PROVIDED TEXT
▽
Experiment 3   The Floating Egg Problem

 

I.  Background – Working in Groups and Designing Experiments

 

Why Inquiry?

 

Chemistry is a discipline in which scientists inquire about the microscopic and macroscopic worlds around us to understand the chemical nature of our surroundings. The basis for this inquiry is experimentation in which chemists probe for answers to scientific questions we face in our world. Probably, you have heard about the so-called scientific method.  What exactly is the scientific method? Sometimes, chemists explore the microscopic world with well-established experimental techniques. More often, however, they must design their own experiments, adapting techniques to their specific problems. This is an important part of that method.  It is hoped that this laboratory experience will help you to develop important problem-solving skills necessary for success in our competitive, technological society. With guidance from your laboratory instructor, the lab handouts, and your textbook, you are free to use your creativity in solving the problems posed here.

 

The inquiry-based investigations you will encounter in this course are designed to foster your experimental problem solving skills as well as to help you learn laboratory techniques. Some of the ideas you will confront in lab will not be examined in lecture because they are issues appropriate only for the laboratory. For example, it is hoped that these lab experiences help you develop experimental design skills. These skills are not easily developed in a lecture setting. While experimental skills depend on conceptual knowledge, they differ from the concepts you will learn in lecture.
△
BRIEF A
In the records, rewrite the lines starting with the line with "x-tick-label: 350: [474, 612, 498, 628]" and going on through the line with "y2-tick-label: 30: [602, 282, 614, 293]". Substitute "line-series" for "curve" and leave everything else unchanged.

Spatial annotation records
▽
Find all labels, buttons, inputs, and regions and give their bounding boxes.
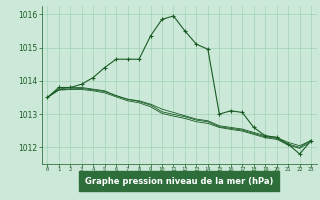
X-axis label: Graphe pression niveau de la mer (hPa): Graphe pression niveau de la mer (hPa) (85, 177, 273, 186)
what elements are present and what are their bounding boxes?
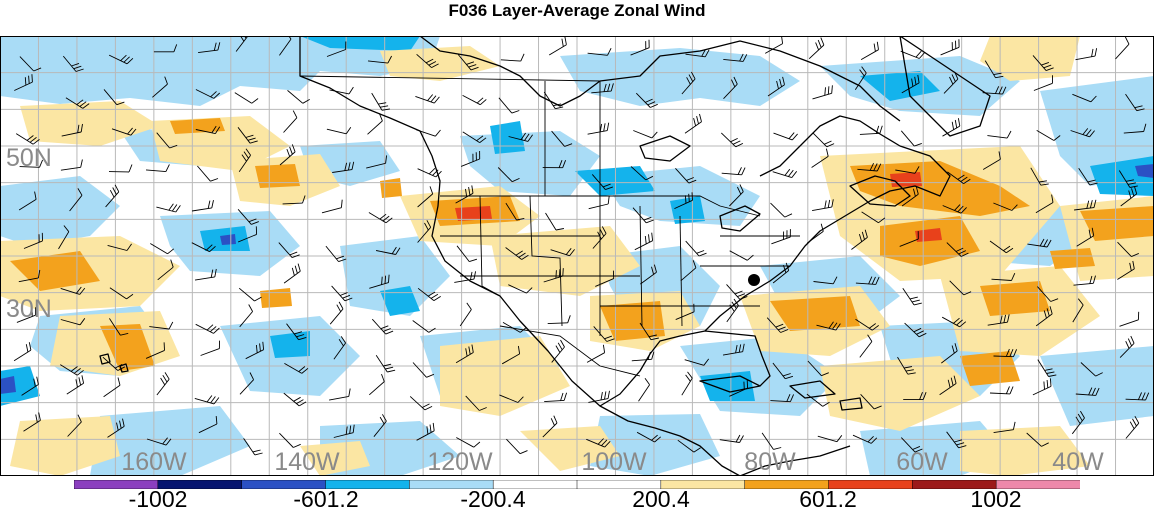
colorbar-label-4: 601.2 bbox=[799, 486, 857, 512]
colorbar-label-1: -601.2 bbox=[293, 486, 358, 512]
lon-label-40w: 40W bbox=[1052, 448, 1104, 476]
colorbar-label-0: -1002 bbox=[129, 486, 188, 512]
map-title: F036 Layer-Average Zonal Wind bbox=[0, 0, 1154, 30]
lat-label-50n: 50N bbox=[6, 144, 52, 172]
colorbar-swatches bbox=[74, 480, 1080, 489]
lon-label-160w: 160W bbox=[121, 448, 187, 476]
lon-label-80w: 80W bbox=[744, 448, 796, 476]
lon-label-140w: 140W bbox=[274, 448, 340, 476]
lon-label-100w: 100W bbox=[581, 448, 647, 476]
lon-label-60w: 60W bbox=[896, 448, 948, 476]
colorbar-label-2: -200.4 bbox=[460, 486, 525, 512]
map-canvas: 50N 30N 160W 140W 120W 100W 80W 60W 40W bbox=[0, 36, 1154, 476]
colorbar-label-3: 200.4 bbox=[632, 486, 690, 512]
colorbar bbox=[74, 480, 1080, 489]
colorbar-label-5: 1002 bbox=[970, 486, 1021, 512]
lat-label-30n: 30N bbox=[6, 295, 52, 323]
lon-label-120w: 120W bbox=[427, 448, 493, 476]
map-panel: 50N 30N 160W 140W 120W 100W 80W 60W 40W bbox=[0, 36, 1154, 476]
location-marker bbox=[748, 274, 760, 286]
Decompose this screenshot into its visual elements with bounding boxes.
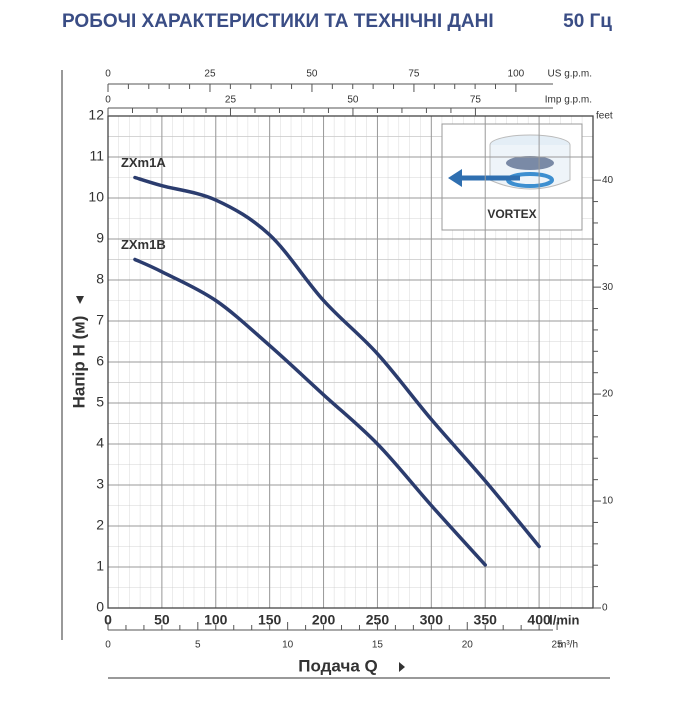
x-tick-label: 350: [474, 612, 498, 628]
tick-label: 75: [470, 95, 482, 106]
y-axis-label: Напір H (м): [69, 316, 88, 409]
inset-label: VORTEX: [487, 207, 536, 221]
curve: [133, 257, 487, 567]
tick-label: 20: [462, 640, 474, 651]
inset: VORTEX: [441, 123, 583, 231]
axis-unit: US g.p.m.: [548, 69, 592, 80]
y-tick-label: 1: [96, 558, 104, 574]
tick-label: 25: [225, 95, 237, 106]
series-label: ZXm1A: [121, 155, 166, 170]
x-tick-label: 0: [104, 612, 112, 628]
series-label: ZXm1B: [121, 237, 166, 252]
y2-tick-label: 20: [602, 389, 614, 400]
x-tick-label: 100: [204, 612, 228, 628]
x-tick-label: 200: [312, 612, 336, 628]
x-arrow: [399, 662, 405, 672]
x-unit: l/min: [549, 612, 579, 627]
y-tick-label: 4: [96, 435, 104, 451]
y-tick-label: 0: [96, 599, 104, 615]
x-tick-label: 150: [258, 612, 282, 628]
y-tick-label: 6: [96, 353, 104, 369]
axis-unit: m³/h: [558, 640, 578, 651]
tick-label: 15: [372, 640, 384, 651]
chart-subtitle: 50 Гц: [563, 11, 612, 32]
y2-tick-label: 0: [602, 603, 608, 614]
x-tick-label: 300: [420, 612, 444, 628]
x-tick-label: 400: [527, 612, 551, 628]
y-tick-label: 10: [88, 189, 104, 205]
y-tick-label: 12: [88, 107, 104, 123]
y-arrow: [76, 296, 84, 304]
y-tick-label: 5: [96, 394, 104, 410]
tick-label: 25: [552, 640, 564, 651]
tick-label: 100: [508, 69, 525, 80]
curve: [133, 175, 541, 549]
tick-label: 5: [195, 640, 201, 651]
inset-shape: [506, 156, 554, 170]
y-tick-label: 7: [96, 312, 104, 328]
tick-label: 0: [105, 95, 111, 106]
chart-title: РОБОЧІ ХАРАКТЕРИСТИКИ ТА ТЕХНІЧНІ ДАНІ: [62, 11, 494, 32]
tick-label: 75: [408, 69, 420, 80]
tick-label: 50: [306, 69, 318, 80]
x-axis-label: Подача Q: [298, 656, 377, 675]
y2-tick-label: 30: [602, 282, 614, 293]
y-tick-label: 9: [96, 230, 104, 246]
y2-tick-label: 40: [602, 175, 614, 186]
tick-label: 50: [347, 95, 359, 106]
tick-label: 0: [105, 640, 111, 651]
tick-label: 0: [105, 69, 111, 80]
y-tick-label: 2: [96, 517, 104, 533]
axis-unit: Imp g.p.m.: [545, 95, 592, 106]
plot-frame: [107, 115, 594, 609]
y2-tick-label: 10: [602, 496, 614, 507]
y2-unit: feet: [596, 111, 613, 122]
inset-arrow: [448, 169, 462, 187]
x-tick-label: 250: [366, 612, 390, 628]
x-tick-label: 50: [154, 612, 170, 628]
tick-label: 25: [204, 69, 216, 80]
y-tick-label: 3: [96, 476, 104, 492]
y-tick-label: 11: [89, 148, 104, 164]
y-tick-label: 8: [96, 271, 104, 287]
tick-label: 10: [282, 640, 294, 651]
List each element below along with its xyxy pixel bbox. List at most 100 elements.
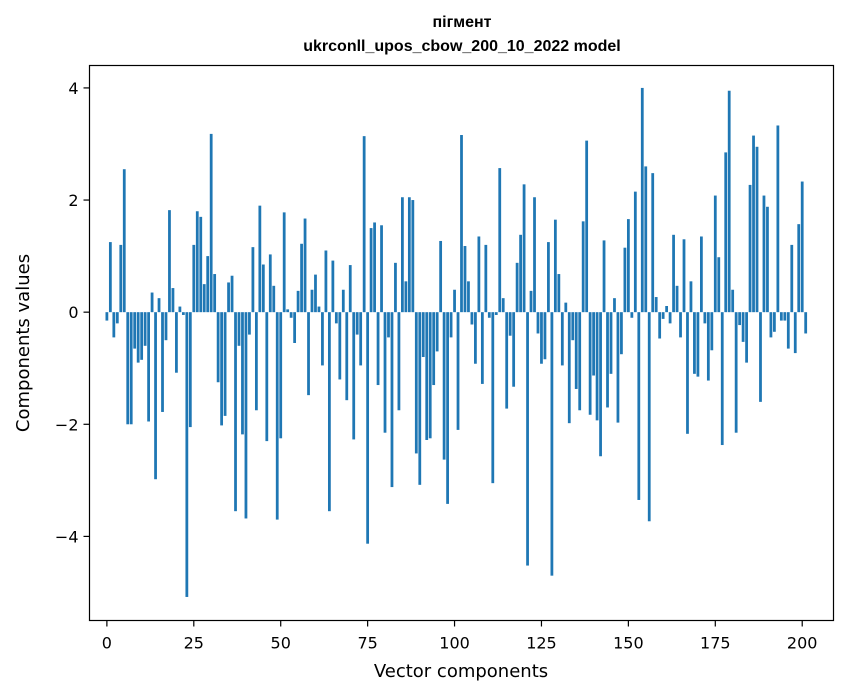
x-tick-label: 0 (102, 634, 112, 653)
bar-56 (300, 243, 303, 313)
bar-60 (314, 274, 317, 313)
bar-62 (321, 312, 324, 366)
bar-188 (759, 312, 762, 402)
bar-125 (540, 312, 543, 364)
bar-145 (609, 312, 613, 374)
bar-31 (213, 274, 217, 313)
chart-subtitle: ukrconll_upos_cbow_200_10_2022 model (303, 38, 620, 55)
bar-124 (536, 312, 540, 334)
bar-141 (595, 312, 599, 421)
bar-103 (463, 246, 467, 313)
bar-197 (790, 244, 794, 313)
bar-58 (307, 312, 310, 396)
bar-161 (665, 306, 669, 313)
bar-111 (491, 312, 495, 484)
bar-137 (581, 221, 585, 313)
bar-168 (689, 281, 693, 313)
bar-78 (376, 312, 380, 386)
bar-36 (230, 275, 234, 313)
bar-76 (369, 228, 373, 313)
bar-113 (498, 168, 502, 313)
bar-142 (599, 312, 602, 457)
bar-48 (272, 285, 276, 313)
bar-96 (439, 240, 443, 313)
bar-120 (522, 184, 526, 313)
bar-75 (366, 312, 370, 544)
bar-38 (237, 312, 241, 346)
bar-152 (633, 191, 637, 313)
bar-25 (192, 244, 196, 313)
bar-42 (251, 247, 255, 313)
bar-10 (140, 312, 144, 360)
bar-191 (769, 312, 773, 338)
bar-72 (355, 312, 359, 335)
bar-182 (738, 312, 742, 326)
bar-135 (574, 312, 578, 389)
bar-127 (547, 242, 550, 313)
bar-106 (474, 312, 477, 364)
bar-34 (223, 312, 227, 416)
bar-80 (383, 312, 387, 433)
bar-119 (519, 234, 522, 313)
bar-107 (477, 236, 481, 313)
bar-52 (286, 309, 290, 313)
bar-180 (731, 289, 735, 313)
bar-65 (331, 260, 335, 313)
bar-18 (168, 210, 171, 313)
bar-186 (752, 135, 755, 313)
bar-23 (185, 312, 189, 597)
bar-140 (592, 312, 596, 376)
bar-162 (668, 312, 672, 324)
bar-90 (418, 312, 422, 485)
bar-102 (460, 135, 463, 313)
bar-7 (129, 312, 133, 425)
bar-154 (640, 87, 644, 313)
bar-27 (199, 216, 203, 313)
bar-49 (275, 312, 279, 520)
bar-134 (571, 312, 575, 341)
bar-183 (741, 312, 745, 342)
bar-104 (467, 281, 470, 313)
bar-70 (348, 265, 352, 313)
y-tick-label: 4 (68, 79, 78, 98)
bar-194 (779, 312, 783, 321)
bar-156 (647, 312, 651, 522)
bar-133 (567, 312, 571, 424)
bar-123 (533, 197, 536, 313)
bar-115 (505, 312, 509, 409)
bar-17 (164, 312, 168, 341)
x-tick-label: 75 (357, 634, 377, 653)
bar-112 (494, 312, 498, 315)
bar-26 (195, 211, 199, 313)
bar-175 (713, 195, 717, 313)
bar-11 (143, 312, 147, 346)
bar-63 (324, 250, 328, 313)
bar-105 (470, 312, 474, 325)
bar-151 (630, 312, 634, 318)
bar-53 (289, 312, 293, 318)
bar-166 (682, 239, 686, 313)
bar-159 (658, 312, 662, 339)
x-axis-label: Vector components (374, 661, 548, 682)
bar-153 (637, 312, 641, 500)
bar-95 (435, 312, 439, 352)
bar-73 (359, 312, 363, 366)
bar-185 (748, 184, 752, 313)
bar-57 (303, 218, 307, 313)
bar-117 (512, 312, 516, 387)
bar-174 (710, 312, 714, 351)
bar-143 (602, 240, 606, 313)
bar-19 (171, 288, 175, 313)
bar-121 (526, 312, 529, 566)
bar-12 (147, 312, 150, 422)
bar-158 (654, 297, 658, 313)
bar-64 (327, 312, 331, 512)
y-tick-label: 0 (68, 303, 78, 322)
bar-173 (706, 312, 710, 381)
bar-51 (282, 212, 286, 313)
bar-83 (394, 262, 397, 313)
bar-165 (679, 312, 682, 338)
bar-6 (126, 312, 130, 425)
bar-0 (105, 312, 109, 321)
△
BRIEF B
Write out the passage of the Floating Egg Problem text starting with "The inquiry-based investigations" and going on through "learn in lecture.", word for word.

RESULT A
x-tick-label: 350: [474, 612, 498, 628]
tick-label: 75: [470, 95, 482, 106]
y-axis-label: Напір H (м): [69, 316, 88, 409]
inset-label: VORTEX: [487, 207, 536, 221]
line-series: [133, 257, 487, 567]
tick-label: 20: [462, 640, 474, 651]
inset: VORTEX: [441, 123, 583, 231]
axis-unit: US g.p.m.: [548, 69, 592, 80]
y-tick-label: 1: [96, 558, 104, 574]
tick-label: 25: [225, 95, 237, 106]
series-label: ZXm1A: [121, 155, 166, 170]
x-tick-label: 0: [104, 612, 112, 628]
series-label: ZXm1B: [121, 237, 166, 252]
y2-tick-label: 20: [602, 389, 614, 400]
x-tick-label: 100: [204, 612, 228, 628]
x-tick-label: 200: [312, 612, 336, 628]
x-arrow: [399, 662, 405, 672]
x-unit: l/min: [549, 612, 579, 627]
y-tick-label: 4: [96, 435, 104, 451]
y-tick-label: 0: [96, 599, 104, 615]
x-tick-label: 150: [258, 612, 282, 628]
y-tick-label: 6: [96, 353, 104, 369]
axis-unit: m³/h: [558, 640, 578, 651]
tick-label: 15: [372, 640, 384, 651]
chart-subtitle: 50 Гц: [563, 11, 612, 32]
y2-tick-label: 0: [602, 603, 608, 614]
x-tick-label: 300: [420, 612, 444, 628]
x-tick-label: 400: [527, 612, 551, 628]
y-tick-label: 10: [88, 189, 104, 205]
y-tick-label: 12: [88, 107, 104, 123]
y-arrow: [76, 296, 84, 304]
y-tick-label: 5: [96, 394, 104, 410]
tick-label: 25: [552, 640, 564, 651]
tick-label: 100: [508, 69, 525, 80]
line-series: [133, 175, 541, 549]
tick-label: 5: [195, 640, 201, 651]
inset-shape: [506, 156, 554, 170]
y-tick-label: 7: [96, 312, 104, 328]
tick-label: 0: [105, 95, 111, 106]
chart-title: РОБОЧІ ХАРАКТЕРИСТИКИ ТА ТЕХНІЧНІ ДАНІ: [62, 11, 494, 32]
tick-label: 75: [408, 69, 420, 80]
tick-label: 50: [306, 69, 318, 80]
x-axis-label: Подача Q: [298, 656, 377, 675]
y2-tick-label: 30: [602, 282, 614, 293]

RESULT B
The inquiry-based investigations you will encounter in this course are designed to foster your experimental problem solving skills as well as to help you learn laboratory techniques. Some of the ideas you will confront in lab will not be examined in lecture because they are issues appropriate only for the laboratory. For example, it is hoped that these lab experiences help you develop experimental design skills. These skills are not easily developed in a lecture setting. While experimental skills depend on conceptual knowledge, they differ from the concepts you will learn in lecture.